Your task is to repeat all of the material exactly.

==============================

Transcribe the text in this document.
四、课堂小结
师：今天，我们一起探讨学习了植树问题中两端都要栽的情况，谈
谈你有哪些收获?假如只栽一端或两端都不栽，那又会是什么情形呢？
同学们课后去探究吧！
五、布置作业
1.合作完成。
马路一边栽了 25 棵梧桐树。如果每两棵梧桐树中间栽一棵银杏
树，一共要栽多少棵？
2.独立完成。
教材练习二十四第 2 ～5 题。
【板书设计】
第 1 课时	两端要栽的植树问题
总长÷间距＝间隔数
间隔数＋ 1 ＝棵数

==============================

- [Task solution]:
Transcribe the text in this document.
四、课堂小结
师：今天，我们一起探讨学习了植树问题中两端都要栽的情况，谈
谈你有哪些收获?假如只栽一端或两端都不栽，那又会是什么情形呢？
同学们课后去探究吧！
五、布置作业
1.合作完成。
马路一边栽了 25 棵梧桐树。如果每两棵梧桐树中间栽一棵银杏
树，一共要栽多少棵？
2.独立完成。
教材练习二十四第 2 ～5 题。
【板书设计】
第 1 课时	两端要栽的植树问题
总长÷间距＝间隔数
间隔数＋ 1 ＝棵数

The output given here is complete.